**STATED GOAL:** Gather each line of the records where "this" appears.

++++ ITEMS

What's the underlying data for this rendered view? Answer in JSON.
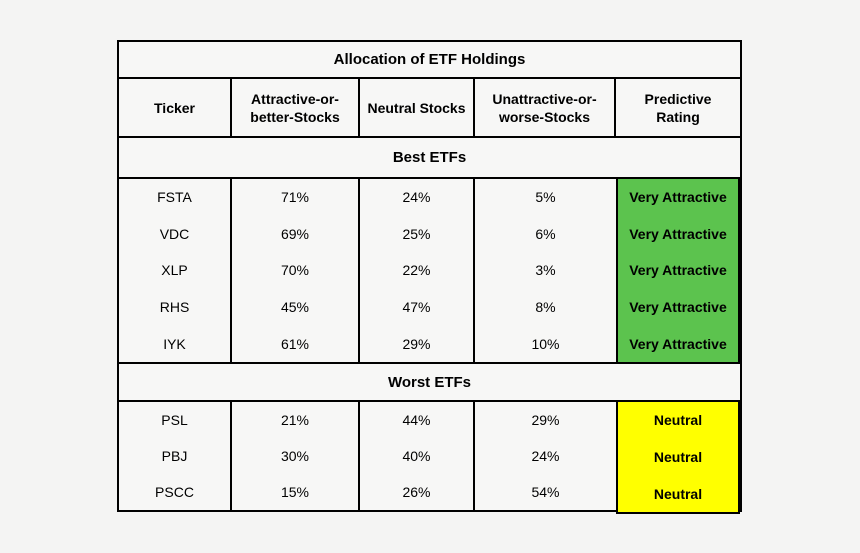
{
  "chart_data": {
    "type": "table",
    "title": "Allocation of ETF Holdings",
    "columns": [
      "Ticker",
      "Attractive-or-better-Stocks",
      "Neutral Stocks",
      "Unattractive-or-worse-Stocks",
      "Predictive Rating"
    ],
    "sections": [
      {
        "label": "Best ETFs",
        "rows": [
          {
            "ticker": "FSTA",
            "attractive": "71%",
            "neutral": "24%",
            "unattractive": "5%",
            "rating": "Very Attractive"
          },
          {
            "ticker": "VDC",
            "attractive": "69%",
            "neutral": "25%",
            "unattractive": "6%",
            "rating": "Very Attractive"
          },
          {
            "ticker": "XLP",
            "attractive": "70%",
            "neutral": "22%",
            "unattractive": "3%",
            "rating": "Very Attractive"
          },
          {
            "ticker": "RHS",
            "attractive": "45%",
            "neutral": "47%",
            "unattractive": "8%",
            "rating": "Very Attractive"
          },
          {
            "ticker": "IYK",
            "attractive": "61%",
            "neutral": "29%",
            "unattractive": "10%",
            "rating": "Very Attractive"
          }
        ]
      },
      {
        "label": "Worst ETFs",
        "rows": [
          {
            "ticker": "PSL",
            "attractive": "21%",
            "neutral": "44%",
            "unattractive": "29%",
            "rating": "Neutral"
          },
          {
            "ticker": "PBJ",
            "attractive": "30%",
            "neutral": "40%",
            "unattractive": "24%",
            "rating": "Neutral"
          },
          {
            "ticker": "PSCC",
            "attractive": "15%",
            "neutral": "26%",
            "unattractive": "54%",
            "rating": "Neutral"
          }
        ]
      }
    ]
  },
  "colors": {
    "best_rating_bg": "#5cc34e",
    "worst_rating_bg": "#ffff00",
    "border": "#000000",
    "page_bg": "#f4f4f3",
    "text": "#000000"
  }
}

++++++++
++++ ITEMS

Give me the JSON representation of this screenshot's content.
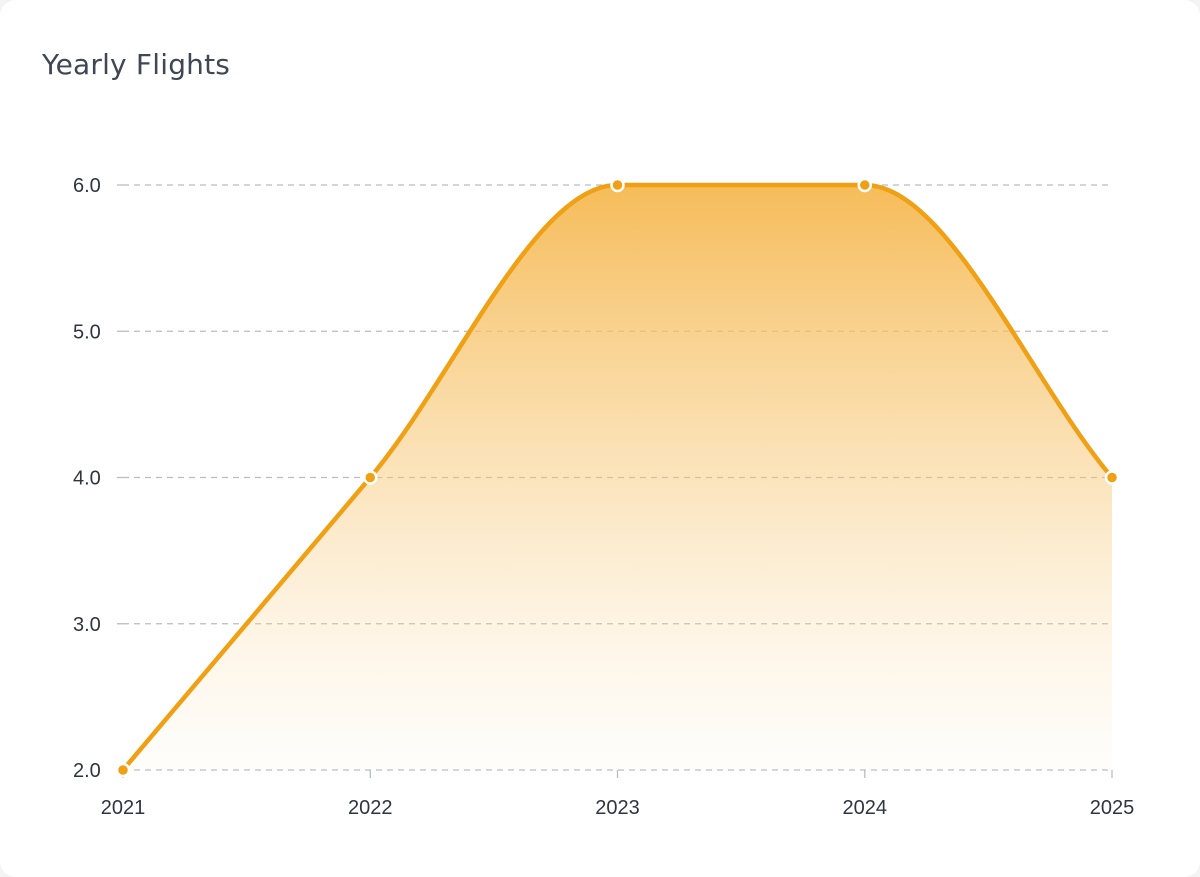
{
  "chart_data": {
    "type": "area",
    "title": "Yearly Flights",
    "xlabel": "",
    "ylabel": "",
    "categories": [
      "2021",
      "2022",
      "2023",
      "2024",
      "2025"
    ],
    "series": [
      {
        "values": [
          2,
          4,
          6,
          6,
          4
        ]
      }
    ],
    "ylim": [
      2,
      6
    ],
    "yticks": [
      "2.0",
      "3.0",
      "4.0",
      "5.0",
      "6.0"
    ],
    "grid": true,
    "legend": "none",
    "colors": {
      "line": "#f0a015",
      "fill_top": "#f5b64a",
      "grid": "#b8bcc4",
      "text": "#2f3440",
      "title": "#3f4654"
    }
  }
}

++++++++

**RESULT:**
What's the underlying data for this rendered view? Answer in JSON.
Give me the JSON representation of this screenshot's content.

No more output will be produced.